To do -> Copy the following entries word for word, keeping every line as it appears.
--- START Dataset rows ---
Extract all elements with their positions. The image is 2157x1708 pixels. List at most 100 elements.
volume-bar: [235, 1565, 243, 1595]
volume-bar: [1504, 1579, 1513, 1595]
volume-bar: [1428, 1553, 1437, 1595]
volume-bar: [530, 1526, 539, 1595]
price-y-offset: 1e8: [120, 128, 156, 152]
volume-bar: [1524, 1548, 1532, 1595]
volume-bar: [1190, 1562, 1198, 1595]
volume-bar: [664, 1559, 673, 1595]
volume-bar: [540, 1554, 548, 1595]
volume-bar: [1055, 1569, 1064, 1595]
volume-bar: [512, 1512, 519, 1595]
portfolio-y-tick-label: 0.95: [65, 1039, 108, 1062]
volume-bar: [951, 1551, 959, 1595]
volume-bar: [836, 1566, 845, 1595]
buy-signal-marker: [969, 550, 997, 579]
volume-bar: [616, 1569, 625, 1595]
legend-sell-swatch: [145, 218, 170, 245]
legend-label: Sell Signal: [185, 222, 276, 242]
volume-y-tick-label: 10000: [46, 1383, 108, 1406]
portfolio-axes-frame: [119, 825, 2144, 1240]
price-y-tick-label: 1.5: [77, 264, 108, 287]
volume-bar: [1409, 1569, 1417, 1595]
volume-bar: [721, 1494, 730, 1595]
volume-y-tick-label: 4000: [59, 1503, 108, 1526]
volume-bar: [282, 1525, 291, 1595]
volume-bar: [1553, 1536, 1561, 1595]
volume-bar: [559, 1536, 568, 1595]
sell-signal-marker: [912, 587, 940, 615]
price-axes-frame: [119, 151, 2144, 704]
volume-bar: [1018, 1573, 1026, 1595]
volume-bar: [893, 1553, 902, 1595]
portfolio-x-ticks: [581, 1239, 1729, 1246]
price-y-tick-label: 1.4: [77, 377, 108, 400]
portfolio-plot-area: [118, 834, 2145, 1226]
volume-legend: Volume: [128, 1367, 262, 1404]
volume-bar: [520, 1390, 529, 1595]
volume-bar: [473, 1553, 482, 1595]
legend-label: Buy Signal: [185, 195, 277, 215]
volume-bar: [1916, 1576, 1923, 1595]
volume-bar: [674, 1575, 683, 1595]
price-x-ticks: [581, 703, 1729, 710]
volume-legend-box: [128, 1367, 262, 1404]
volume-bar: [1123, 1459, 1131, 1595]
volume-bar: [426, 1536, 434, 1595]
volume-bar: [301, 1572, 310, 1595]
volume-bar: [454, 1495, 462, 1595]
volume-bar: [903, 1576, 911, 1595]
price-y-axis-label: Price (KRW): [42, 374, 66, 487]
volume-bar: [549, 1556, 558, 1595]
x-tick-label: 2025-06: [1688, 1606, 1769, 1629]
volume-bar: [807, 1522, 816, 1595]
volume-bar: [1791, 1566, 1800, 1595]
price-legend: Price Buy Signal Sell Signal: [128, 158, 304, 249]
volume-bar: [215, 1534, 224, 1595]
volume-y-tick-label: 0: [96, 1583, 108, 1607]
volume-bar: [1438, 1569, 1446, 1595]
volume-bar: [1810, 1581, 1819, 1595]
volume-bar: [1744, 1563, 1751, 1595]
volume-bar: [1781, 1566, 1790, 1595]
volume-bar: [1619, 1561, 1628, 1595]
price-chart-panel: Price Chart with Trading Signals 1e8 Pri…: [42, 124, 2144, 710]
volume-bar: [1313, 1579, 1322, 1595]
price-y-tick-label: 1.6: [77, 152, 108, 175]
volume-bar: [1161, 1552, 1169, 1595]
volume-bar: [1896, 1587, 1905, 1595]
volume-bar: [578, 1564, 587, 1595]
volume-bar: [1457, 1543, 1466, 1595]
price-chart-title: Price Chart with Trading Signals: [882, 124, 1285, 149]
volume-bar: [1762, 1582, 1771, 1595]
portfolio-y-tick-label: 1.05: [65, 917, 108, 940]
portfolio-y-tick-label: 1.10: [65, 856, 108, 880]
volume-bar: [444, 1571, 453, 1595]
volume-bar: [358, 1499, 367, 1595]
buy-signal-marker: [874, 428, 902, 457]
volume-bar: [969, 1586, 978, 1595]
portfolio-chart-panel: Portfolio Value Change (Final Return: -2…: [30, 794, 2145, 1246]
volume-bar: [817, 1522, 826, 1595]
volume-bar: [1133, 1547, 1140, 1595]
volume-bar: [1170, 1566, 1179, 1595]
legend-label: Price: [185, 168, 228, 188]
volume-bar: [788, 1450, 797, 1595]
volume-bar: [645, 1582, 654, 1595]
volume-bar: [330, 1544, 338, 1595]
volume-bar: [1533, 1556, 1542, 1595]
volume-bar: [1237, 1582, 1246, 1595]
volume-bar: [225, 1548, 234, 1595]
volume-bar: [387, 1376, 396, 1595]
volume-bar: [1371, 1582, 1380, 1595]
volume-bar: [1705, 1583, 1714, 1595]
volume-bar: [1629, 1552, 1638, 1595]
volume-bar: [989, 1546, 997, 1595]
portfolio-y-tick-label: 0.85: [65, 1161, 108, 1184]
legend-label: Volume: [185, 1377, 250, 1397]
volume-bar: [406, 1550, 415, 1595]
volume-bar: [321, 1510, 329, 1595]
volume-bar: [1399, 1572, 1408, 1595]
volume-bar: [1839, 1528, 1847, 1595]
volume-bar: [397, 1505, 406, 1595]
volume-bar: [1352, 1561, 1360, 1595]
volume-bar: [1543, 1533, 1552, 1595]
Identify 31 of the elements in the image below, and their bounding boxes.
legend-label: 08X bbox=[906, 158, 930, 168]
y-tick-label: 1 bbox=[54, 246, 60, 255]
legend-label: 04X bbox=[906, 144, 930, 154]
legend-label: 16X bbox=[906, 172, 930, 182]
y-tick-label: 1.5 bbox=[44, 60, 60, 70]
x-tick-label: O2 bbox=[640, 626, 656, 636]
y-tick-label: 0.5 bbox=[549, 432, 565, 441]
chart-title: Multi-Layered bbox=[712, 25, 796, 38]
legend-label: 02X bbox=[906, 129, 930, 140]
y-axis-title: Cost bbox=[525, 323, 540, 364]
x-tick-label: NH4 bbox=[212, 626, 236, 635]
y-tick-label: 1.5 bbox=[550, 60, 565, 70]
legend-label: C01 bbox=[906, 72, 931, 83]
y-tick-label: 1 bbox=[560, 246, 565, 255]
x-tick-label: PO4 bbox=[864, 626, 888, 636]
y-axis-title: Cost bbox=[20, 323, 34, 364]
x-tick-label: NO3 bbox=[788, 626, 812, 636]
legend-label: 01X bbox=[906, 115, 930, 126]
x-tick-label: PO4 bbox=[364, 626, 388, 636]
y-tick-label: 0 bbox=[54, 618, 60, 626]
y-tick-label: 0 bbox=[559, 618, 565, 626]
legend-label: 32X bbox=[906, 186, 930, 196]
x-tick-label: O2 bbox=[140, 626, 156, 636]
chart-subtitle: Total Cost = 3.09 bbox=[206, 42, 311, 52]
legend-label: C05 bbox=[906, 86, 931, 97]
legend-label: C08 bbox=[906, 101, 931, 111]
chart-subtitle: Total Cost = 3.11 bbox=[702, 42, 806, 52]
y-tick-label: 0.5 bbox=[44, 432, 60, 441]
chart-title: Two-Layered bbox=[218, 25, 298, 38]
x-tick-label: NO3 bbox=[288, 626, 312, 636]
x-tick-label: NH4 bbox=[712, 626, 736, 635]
--- END Dataset rows ---
Completed task ->
Extract all elements with their positions. The image is 2157x1708 pixels. List at most 100 elements.
volume-bar: [235, 1565, 243, 1595]
volume-bar: [1504, 1579, 1513, 1595]
volume-bar: [1428, 1553, 1437, 1595]
volume-bar: [530, 1526, 539, 1595]
price-y-offset: 1e8: [120, 128, 156, 152]
volume-bar: [1524, 1548, 1532, 1595]
volume-bar: [1190, 1562, 1198, 1595]
volume-bar: [664, 1559, 673, 1595]
volume-bar: [540, 1554, 548, 1595]
volume-bar: [1055, 1569, 1064, 1595]
volume-bar: [512, 1512, 519, 1595]
portfolio-y-tick-label: 0.95: [65, 1039, 108, 1062]
volume-bar: [951, 1551, 959, 1595]
volume-bar: [836, 1566, 845, 1595]
buy-signal-marker: [969, 550, 997, 579]
volume-bar: [616, 1569, 625, 1595]
legend-sell-swatch: [145, 218, 170, 245]
legend-label: Sell Signal: [185, 222, 276, 242]
volume-y-tick-label: 10000: [46, 1383, 108, 1406]
portfolio-axes-frame: [119, 825, 2144, 1240]
price-y-tick-label: 1.5: [77, 264, 108, 287]
volume-bar: [1409, 1569, 1417, 1595]
volume-bar: [721, 1494, 730, 1595]
volume-y-tick-label: 4000: [59, 1503, 108, 1526]
volume-bar: [282, 1525, 291, 1595]
volume-bar: [1553, 1536, 1561, 1595]
volume-bar: [559, 1536, 568, 1595]
sell-signal-marker: [912, 587, 940, 615]
price-axes-frame: [119, 151, 2144, 704]
volume-bar: [1018, 1573, 1026, 1595]
volume-bar: [893, 1553, 902, 1595]
portfolio-x-ticks: [581, 1239, 1729, 1246]
price-y-tick-label: 1.4: [77, 377, 108, 400]
portfolio-plot-area: [118, 834, 2145, 1226]
volume-legend: Volume: [128, 1367, 262, 1404]
volume-bar: [520, 1390, 529, 1595]
volume-bar: [473, 1553, 482, 1595]
legend-label: Buy Signal: [185, 195, 277, 215]
volume-bar: [1916, 1576, 1923, 1595]
volume-bar: [674, 1575, 683, 1595]
price-x-ticks: [581, 703, 1729, 710]
volume-legend-box: [128, 1367, 262, 1404]
volume-bar: [1123, 1459, 1131, 1595]
volume-bar: [426, 1536, 434, 1595]
volume-bar: [301, 1572, 310, 1595]
volume-bar: [454, 1495, 462, 1595]
volume-bar: [903, 1576, 911, 1595]
price-y-axis-label: Price (KRW): [42, 374, 66, 487]
volume-bar: [549, 1556, 558, 1595]
x-tick-label: 2025-06: [1688, 1606, 1769, 1629]
volume-bar: [807, 1522, 816, 1595]
volume-bar: [1791, 1566, 1800, 1595]
price-legend: Price Buy Signal Sell Signal: [128, 158, 304, 249]
volume-bar: [215, 1534, 224, 1595]
volume-y-tick-label: 0: [96, 1583, 108, 1607]
volume-bar: [1438, 1569, 1446, 1595]
volume-bar: [1810, 1581, 1819, 1595]
volume-bar: [1744, 1563, 1751, 1595]
volume-bar: [1781, 1566, 1790, 1595]
volume-bar: [1619, 1561, 1628, 1595]
price-chart-panel: Price Chart with Trading Signals 1e8 Pri…: [42, 124, 2144, 710]
volume-bar: [1313, 1579, 1322, 1595]
price-y-tick-label: 1.6: [77, 152, 108, 175]
volume-bar: [1161, 1552, 1169, 1595]
volume-bar: [1896, 1587, 1905, 1595]
volume-bar: [578, 1564, 587, 1595]
volume-bar: [1457, 1543, 1466, 1595]
price-chart-title: Price Chart with Trading Signals: [882, 124, 1285, 149]
volume-bar: [1762, 1582, 1771, 1595]
portfolio-y-tick-label: 1.05: [65, 917, 108, 940]
portfolio-y-tick-label: 1.10: [65, 856, 108, 880]
volume-bar: [444, 1571, 453, 1595]
volume-bar: [358, 1499, 367, 1595]
buy-signal-marker: [874, 428, 902, 457]
volume-bar: [969, 1586, 978, 1595]
portfolio-chart-panel: Portfolio Value Change (Final Return: -2…: [30, 794, 2145, 1246]
volume-bar: [817, 1522, 826, 1595]
volume-bar: [1133, 1547, 1140, 1595]
volume-bar: [1170, 1566, 1179, 1595]
legend-label: Price: [185, 168, 228, 188]
volume-bar: [788, 1450, 797, 1595]
volume-bar: [645, 1582, 654, 1595]
volume-bar: [330, 1544, 338, 1595]
volume-bar: [1533, 1556, 1542, 1595]
volume-bar: [1237, 1582, 1246, 1595]
volume-bar: [225, 1548, 234, 1595]
volume-bar: [387, 1376, 396, 1595]
volume-bar: [1371, 1582, 1380, 1595]
volume-bar: [1705, 1583, 1714, 1595]
volume-bar: [1629, 1552, 1638, 1595]
volume-bar: [989, 1546, 997, 1595]
portfolio-y-tick-label: 0.85: [65, 1161, 108, 1184]
legend-label: Volume: [185, 1377, 250, 1397]
volume-bar: [406, 1550, 415, 1595]
volume-bar: [321, 1510, 329, 1595]
volume-bar: [1399, 1572, 1408, 1595]
volume-bar: [1839, 1528, 1847, 1595]
volume-bar: [397, 1505, 406, 1595]
volume-bar: [1352, 1561, 1360, 1595]
volume-bar: [1543, 1533, 1552, 1595]
Identify 31 of the elements in the image below, and their bounding boxes.
legend-label: 08X bbox=[906, 158, 930, 168]
y-tick-label: 1 bbox=[54, 246, 60, 255]
legend-label: 04X bbox=[906, 144, 930, 154]
legend-label: 16X bbox=[906, 172, 930, 182]
y-tick-label: 1.5 bbox=[44, 60, 60, 70]
x-tick-label: O2 bbox=[640, 626, 656, 636]
y-tick-label: 0.5 bbox=[549, 432, 565, 441]
chart-title: Multi-Layered bbox=[712, 25, 796, 38]
legend-label: 02X bbox=[906, 129, 930, 140]
y-axis-title: Cost bbox=[525, 323, 540, 364]
x-tick-label: NH4 bbox=[212, 626, 236, 635]
y-tick-label: 1.5 bbox=[550, 60, 565, 70]
legend-label: C01 bbox=[906, 72, 931, 83]
y-tick-label: 1 bbox=[560, 246, 565, 255]
x-tick-label: PO4 bbox=[864, 626, 888, 636]
y-axis-title: Cost bbox=[20, 323, 34, 364]
x-tick-label: NO3 bbox=[788, 626, 812, 636]
legend-label: 01X bbox=[906, 115, 930, 126]
x-tick-label: PO4 bbox=[364, 626, 388, 636]
y-tick-label: 0 bbox=[54, 618, 60, 626]
y-tick-label: 0 bbox=[559, 618, 565, 626]
legend-label: 32X bbox=[906, 186, 930, 196]
x-tick-label: O2 bbox=[140, 626, 156, 636]
chart-subtitle: Total Cost = 3.09 bbox=[206, 42, 311, 52]
legend-label: C05 bbox=[906, 86, 931, 97]
legend-label: C08 bbox=[906, 101, 931, 111]
chart-subtitle: Total Cost = 3.11 bbox=[702, 42, 806, 52]
y-tick-label: 0.5 bbox=[44, 432, 60, 441]
chart-title: Two-Layered bbox=[218, 25, 298, 38]
x-tick-label: NO3 bbox=[288, 626, 312, 636]
x-tick-label: NH4 bbox=[712, 626, 736, 635]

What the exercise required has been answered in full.